EXERCISE REQUIREMENTS: Show each line from the listing that includes the word "Member".

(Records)
↓↓↓

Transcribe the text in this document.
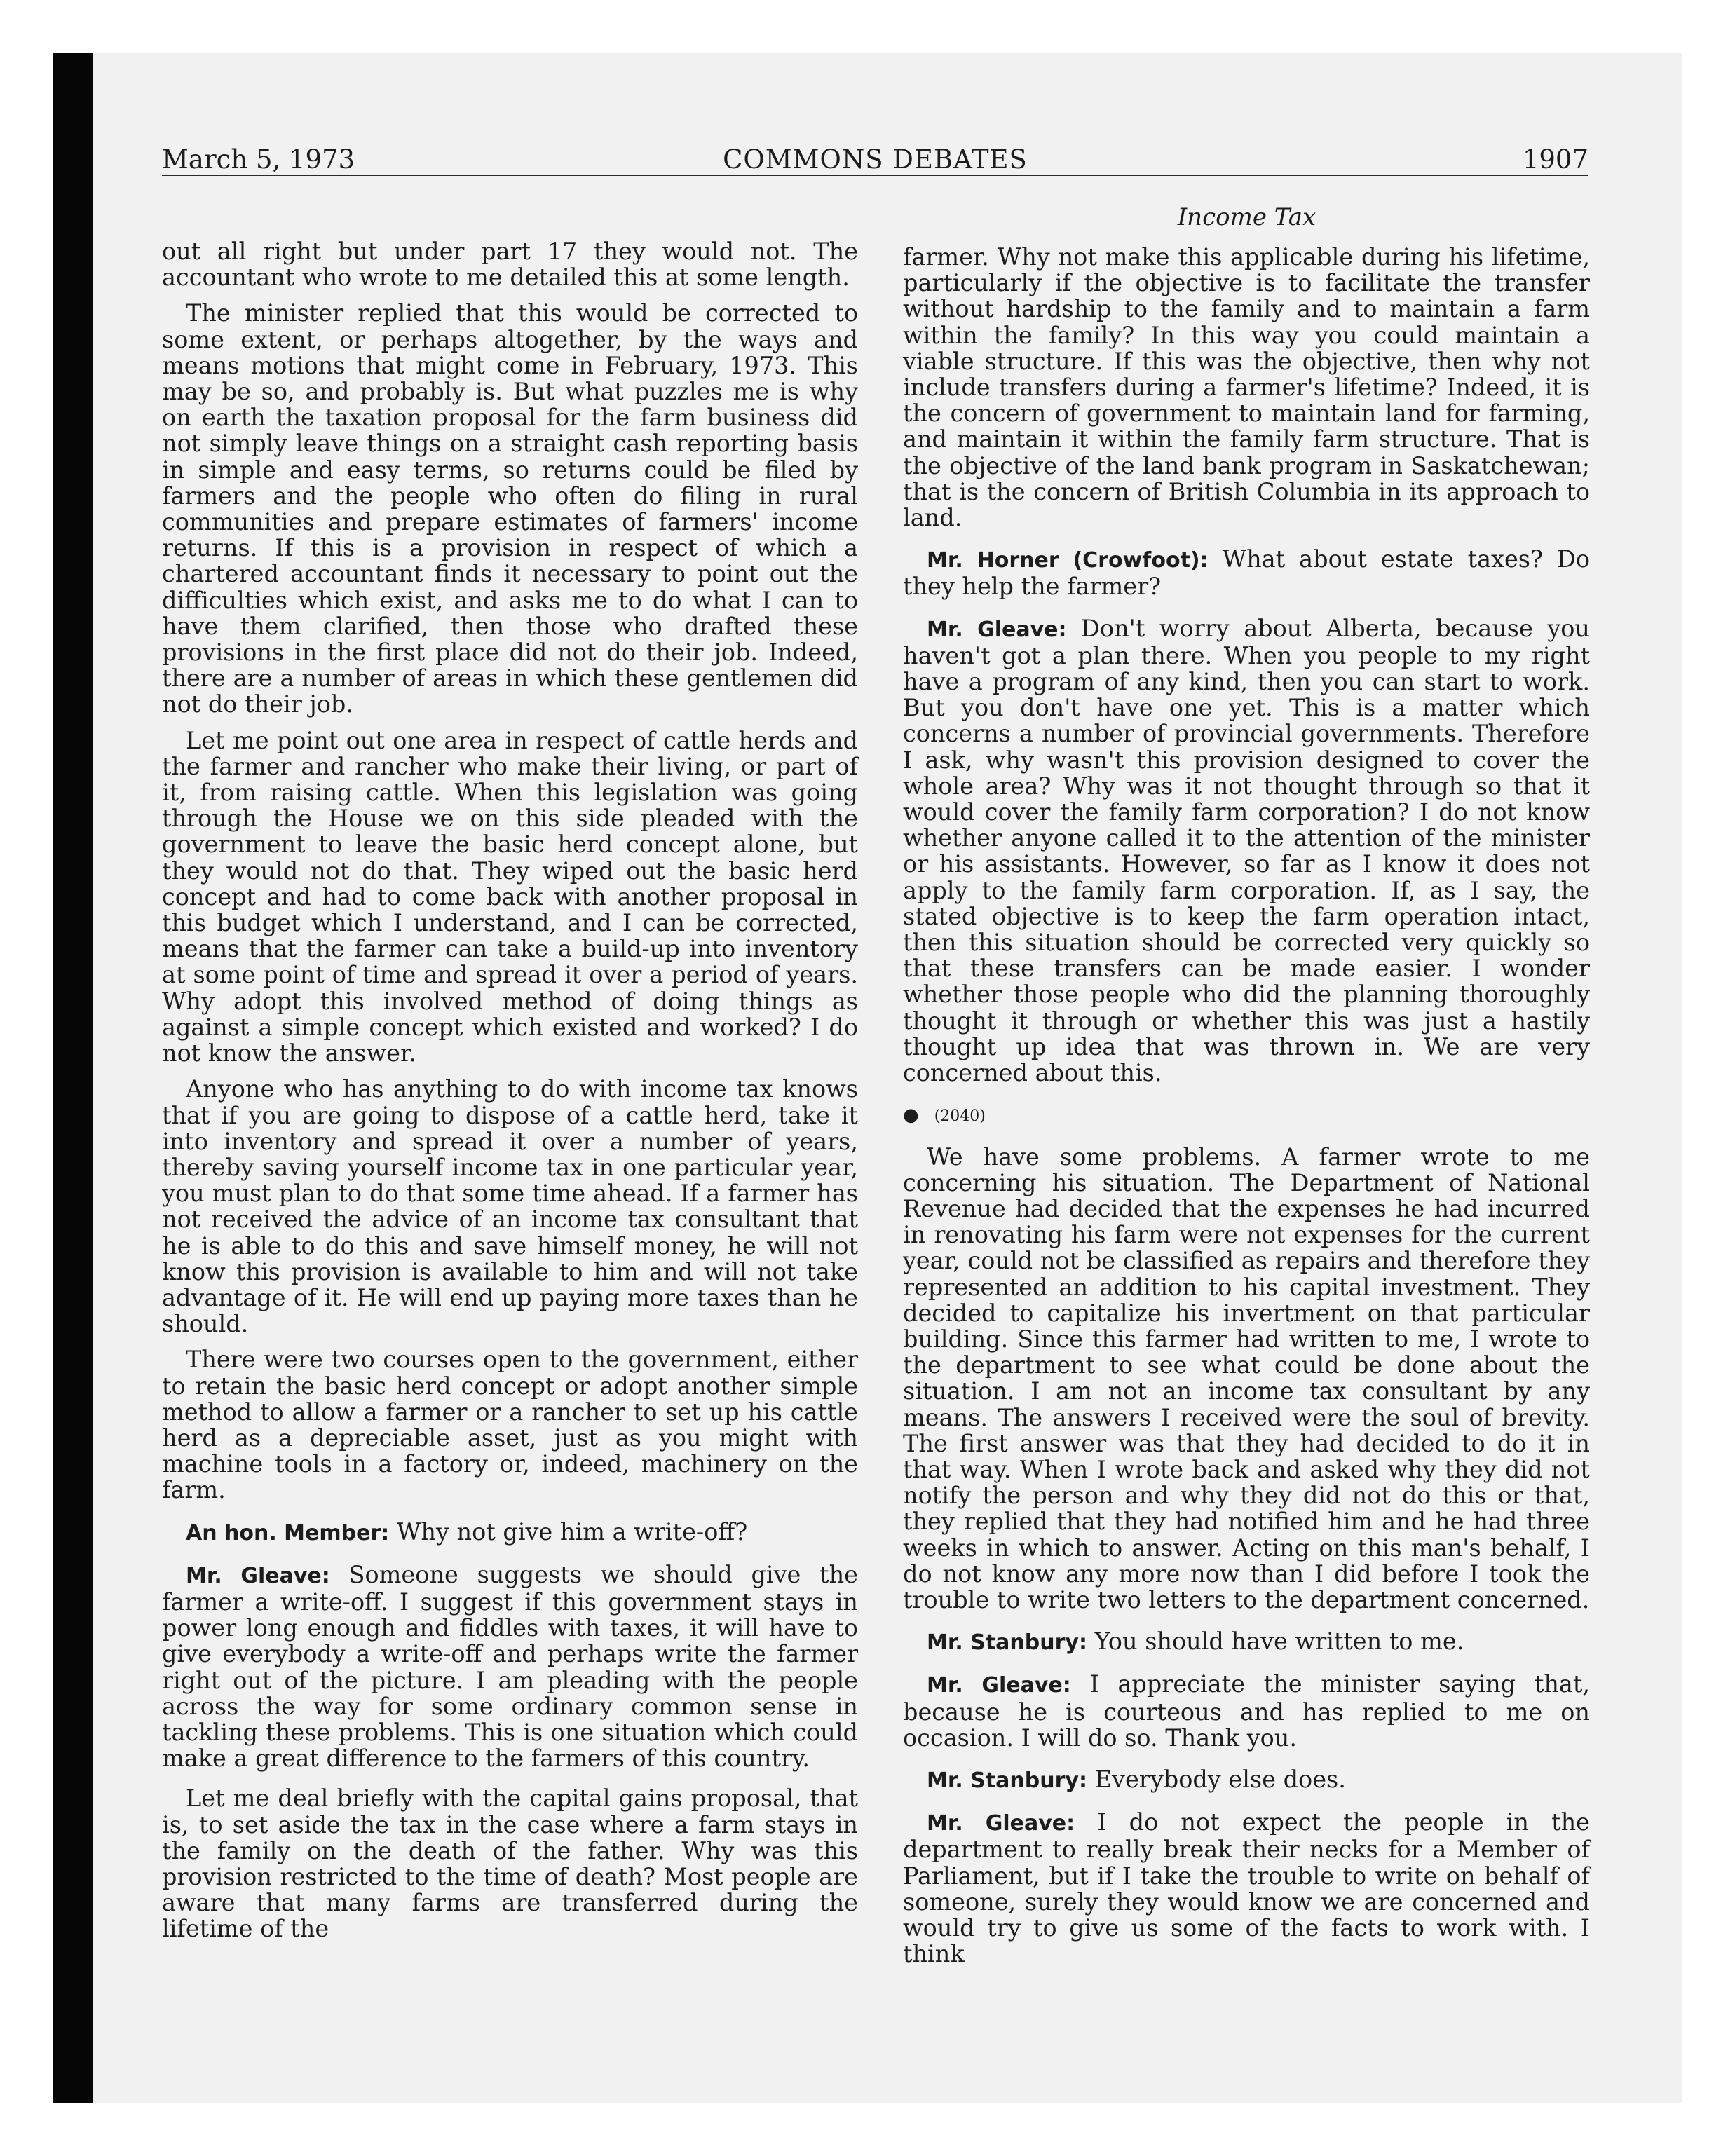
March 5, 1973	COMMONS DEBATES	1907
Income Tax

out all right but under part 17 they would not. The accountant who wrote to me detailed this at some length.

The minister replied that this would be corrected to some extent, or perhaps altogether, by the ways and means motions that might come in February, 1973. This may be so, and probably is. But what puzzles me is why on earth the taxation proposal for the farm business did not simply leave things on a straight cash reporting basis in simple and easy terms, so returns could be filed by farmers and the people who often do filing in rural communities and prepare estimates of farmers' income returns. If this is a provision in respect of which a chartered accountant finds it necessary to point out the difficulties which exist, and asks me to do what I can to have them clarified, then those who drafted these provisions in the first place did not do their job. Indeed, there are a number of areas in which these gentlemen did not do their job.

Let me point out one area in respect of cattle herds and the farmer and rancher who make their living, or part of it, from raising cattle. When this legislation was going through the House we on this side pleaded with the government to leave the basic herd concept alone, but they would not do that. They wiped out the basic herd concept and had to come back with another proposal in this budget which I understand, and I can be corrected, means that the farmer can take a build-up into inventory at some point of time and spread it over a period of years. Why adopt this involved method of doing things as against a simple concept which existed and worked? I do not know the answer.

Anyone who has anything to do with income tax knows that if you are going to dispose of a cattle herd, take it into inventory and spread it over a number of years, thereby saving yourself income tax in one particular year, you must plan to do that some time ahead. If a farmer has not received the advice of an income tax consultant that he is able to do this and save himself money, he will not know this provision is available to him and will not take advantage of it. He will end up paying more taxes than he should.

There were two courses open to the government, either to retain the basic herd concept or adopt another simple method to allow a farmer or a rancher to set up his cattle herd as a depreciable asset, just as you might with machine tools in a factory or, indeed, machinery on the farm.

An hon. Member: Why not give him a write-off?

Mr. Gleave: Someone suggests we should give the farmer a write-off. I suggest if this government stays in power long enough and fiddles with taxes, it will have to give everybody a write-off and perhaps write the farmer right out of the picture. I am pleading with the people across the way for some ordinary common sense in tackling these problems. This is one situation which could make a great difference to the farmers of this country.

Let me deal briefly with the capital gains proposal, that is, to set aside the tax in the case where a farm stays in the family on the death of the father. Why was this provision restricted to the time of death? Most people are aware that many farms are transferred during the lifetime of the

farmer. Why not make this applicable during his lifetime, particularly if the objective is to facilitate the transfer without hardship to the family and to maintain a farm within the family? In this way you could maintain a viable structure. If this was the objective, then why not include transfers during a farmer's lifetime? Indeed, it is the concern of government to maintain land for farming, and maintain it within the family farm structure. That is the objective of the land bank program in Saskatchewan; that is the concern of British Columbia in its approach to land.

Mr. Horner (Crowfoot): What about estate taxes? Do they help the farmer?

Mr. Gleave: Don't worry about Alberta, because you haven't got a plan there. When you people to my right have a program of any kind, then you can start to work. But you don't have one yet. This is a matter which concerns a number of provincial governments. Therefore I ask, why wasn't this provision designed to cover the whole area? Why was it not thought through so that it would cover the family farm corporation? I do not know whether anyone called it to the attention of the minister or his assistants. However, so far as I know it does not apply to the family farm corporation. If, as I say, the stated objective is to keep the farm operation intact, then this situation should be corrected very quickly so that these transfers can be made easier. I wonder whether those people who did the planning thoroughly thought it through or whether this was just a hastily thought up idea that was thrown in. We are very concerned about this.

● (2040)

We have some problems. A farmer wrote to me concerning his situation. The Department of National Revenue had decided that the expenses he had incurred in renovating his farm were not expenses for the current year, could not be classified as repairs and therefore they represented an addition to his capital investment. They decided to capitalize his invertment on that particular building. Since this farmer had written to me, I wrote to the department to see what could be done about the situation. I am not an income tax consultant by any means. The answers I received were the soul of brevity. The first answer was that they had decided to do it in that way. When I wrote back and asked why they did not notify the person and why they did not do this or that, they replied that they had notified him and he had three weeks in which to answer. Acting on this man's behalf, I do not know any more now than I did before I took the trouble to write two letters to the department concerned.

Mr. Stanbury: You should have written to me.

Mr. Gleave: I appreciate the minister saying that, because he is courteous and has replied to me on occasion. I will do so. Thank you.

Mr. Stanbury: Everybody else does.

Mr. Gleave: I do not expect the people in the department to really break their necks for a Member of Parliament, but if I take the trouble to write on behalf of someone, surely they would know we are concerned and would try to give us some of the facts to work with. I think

↑↑↑

SOLVED EXERCISE:
An hon. Member: Why not give him a write-off?
Mr. Gleave: I do not expect the people in the department to really break their necks for a Member of Parliament, but if I take the trouble to write on behalf of someone, surely they would know we are concerned and would try to give us some of the facts to work with. I think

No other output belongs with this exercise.